__Objective__.
Search the material below for the word "this" and copy every line in which it occurs.

Entries from a dataset

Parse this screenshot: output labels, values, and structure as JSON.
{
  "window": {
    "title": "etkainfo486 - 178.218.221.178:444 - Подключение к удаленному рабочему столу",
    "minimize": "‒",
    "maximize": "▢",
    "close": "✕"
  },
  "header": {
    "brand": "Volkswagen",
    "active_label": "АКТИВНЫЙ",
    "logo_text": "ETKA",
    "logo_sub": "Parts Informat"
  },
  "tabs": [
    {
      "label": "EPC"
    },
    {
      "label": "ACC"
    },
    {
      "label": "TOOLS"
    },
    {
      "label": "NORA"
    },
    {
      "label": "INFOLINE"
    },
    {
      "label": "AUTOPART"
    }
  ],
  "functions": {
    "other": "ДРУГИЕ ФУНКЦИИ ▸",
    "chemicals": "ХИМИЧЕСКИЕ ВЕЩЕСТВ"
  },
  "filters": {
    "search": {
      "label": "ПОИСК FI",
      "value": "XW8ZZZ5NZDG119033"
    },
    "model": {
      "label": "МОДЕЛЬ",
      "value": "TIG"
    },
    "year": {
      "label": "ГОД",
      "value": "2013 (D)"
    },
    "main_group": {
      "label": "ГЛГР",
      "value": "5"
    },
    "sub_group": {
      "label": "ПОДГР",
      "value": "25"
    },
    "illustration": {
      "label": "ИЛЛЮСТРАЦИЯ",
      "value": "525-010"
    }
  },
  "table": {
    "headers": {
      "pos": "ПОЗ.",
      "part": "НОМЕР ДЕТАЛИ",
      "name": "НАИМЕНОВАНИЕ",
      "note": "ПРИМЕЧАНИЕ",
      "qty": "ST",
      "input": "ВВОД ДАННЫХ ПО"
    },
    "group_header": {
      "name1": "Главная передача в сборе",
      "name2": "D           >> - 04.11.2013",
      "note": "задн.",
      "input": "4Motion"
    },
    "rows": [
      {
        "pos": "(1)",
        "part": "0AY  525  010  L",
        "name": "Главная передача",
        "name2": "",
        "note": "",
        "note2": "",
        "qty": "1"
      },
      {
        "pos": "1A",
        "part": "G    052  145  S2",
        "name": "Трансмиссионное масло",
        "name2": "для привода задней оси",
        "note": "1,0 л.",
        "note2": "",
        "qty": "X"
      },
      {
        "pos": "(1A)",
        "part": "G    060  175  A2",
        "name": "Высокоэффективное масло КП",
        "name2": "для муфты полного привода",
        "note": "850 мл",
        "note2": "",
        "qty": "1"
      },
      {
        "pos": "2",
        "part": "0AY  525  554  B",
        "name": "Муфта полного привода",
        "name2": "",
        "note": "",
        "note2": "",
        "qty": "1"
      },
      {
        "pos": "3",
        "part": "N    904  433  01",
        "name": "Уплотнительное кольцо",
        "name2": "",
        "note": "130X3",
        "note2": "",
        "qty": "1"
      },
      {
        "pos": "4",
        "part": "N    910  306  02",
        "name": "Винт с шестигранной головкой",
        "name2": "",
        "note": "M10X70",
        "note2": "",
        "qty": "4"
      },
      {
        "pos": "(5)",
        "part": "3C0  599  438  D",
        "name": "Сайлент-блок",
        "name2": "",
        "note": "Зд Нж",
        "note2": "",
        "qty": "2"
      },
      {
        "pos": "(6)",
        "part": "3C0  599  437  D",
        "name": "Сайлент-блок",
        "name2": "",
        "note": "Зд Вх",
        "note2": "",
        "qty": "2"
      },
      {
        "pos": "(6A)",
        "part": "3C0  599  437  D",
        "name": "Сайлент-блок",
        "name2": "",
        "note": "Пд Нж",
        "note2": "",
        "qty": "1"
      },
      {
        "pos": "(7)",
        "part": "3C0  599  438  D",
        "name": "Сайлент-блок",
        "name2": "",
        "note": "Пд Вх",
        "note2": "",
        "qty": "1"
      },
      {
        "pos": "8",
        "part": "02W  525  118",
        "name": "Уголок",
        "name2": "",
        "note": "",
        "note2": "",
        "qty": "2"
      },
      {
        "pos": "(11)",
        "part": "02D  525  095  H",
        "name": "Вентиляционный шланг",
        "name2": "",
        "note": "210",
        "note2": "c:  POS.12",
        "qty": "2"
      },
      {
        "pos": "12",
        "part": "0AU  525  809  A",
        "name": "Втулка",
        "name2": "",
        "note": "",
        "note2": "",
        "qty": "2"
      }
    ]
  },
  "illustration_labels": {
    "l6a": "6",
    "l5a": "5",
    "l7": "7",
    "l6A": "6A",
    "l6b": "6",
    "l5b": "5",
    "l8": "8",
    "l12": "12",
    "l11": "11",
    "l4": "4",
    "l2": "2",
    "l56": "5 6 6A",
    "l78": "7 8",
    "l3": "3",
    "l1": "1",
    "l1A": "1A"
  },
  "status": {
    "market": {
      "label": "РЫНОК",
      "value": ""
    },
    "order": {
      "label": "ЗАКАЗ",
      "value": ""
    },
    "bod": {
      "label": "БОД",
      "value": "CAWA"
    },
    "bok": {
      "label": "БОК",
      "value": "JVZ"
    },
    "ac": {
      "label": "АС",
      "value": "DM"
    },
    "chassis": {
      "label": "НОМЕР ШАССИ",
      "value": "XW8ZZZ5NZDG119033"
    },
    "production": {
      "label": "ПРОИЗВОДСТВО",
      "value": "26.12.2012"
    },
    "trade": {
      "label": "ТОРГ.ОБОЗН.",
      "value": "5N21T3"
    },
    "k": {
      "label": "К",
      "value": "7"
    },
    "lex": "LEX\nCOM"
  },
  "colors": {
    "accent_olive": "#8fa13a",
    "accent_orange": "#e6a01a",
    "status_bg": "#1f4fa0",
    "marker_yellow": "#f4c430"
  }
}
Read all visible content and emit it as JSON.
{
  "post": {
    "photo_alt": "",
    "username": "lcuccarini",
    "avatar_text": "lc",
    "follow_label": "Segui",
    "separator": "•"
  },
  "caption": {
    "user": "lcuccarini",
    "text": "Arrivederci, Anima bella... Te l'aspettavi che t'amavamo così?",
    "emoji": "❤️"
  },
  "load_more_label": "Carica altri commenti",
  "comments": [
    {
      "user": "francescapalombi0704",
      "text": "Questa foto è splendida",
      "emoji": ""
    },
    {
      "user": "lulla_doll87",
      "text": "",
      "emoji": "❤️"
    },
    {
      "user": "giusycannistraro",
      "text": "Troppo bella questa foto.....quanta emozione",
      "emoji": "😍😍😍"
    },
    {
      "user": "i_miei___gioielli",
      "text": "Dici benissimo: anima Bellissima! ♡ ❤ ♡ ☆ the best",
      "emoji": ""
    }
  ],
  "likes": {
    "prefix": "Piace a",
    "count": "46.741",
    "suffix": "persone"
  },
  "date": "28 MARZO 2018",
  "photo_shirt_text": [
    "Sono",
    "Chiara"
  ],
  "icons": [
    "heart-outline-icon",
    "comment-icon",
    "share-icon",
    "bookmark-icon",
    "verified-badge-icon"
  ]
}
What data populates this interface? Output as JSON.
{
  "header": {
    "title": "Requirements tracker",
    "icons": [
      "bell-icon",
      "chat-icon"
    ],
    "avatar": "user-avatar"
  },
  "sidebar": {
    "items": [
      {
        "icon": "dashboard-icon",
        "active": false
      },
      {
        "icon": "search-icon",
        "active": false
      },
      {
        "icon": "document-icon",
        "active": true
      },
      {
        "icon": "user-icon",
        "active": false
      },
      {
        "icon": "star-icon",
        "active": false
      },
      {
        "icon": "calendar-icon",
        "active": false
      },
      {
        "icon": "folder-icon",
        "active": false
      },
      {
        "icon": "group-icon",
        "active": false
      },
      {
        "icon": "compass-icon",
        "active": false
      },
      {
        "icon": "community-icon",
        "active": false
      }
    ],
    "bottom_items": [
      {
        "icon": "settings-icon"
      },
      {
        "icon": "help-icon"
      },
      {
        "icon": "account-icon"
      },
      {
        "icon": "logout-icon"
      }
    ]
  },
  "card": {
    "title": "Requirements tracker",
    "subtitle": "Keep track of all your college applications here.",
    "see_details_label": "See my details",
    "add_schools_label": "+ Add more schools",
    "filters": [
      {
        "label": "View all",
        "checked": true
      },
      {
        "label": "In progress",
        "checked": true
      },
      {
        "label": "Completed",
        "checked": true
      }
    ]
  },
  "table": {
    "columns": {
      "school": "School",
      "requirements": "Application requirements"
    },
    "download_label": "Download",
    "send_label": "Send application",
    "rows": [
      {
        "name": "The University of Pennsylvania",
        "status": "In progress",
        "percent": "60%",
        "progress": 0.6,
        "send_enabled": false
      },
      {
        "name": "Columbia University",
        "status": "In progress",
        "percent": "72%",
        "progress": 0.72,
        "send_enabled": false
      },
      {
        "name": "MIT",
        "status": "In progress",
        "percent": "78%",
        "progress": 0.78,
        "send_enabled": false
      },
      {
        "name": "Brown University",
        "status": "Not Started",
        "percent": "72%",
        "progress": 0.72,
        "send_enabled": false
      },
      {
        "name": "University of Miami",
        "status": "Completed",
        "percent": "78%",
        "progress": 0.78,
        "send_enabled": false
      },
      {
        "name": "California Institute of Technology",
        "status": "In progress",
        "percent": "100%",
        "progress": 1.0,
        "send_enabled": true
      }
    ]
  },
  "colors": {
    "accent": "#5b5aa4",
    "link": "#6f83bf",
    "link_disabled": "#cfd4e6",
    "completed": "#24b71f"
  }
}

__Solution to the exercise__.
Parse this screenshot: output labels, values, and structure as JSON.
What data populates this interface? Output as JSON.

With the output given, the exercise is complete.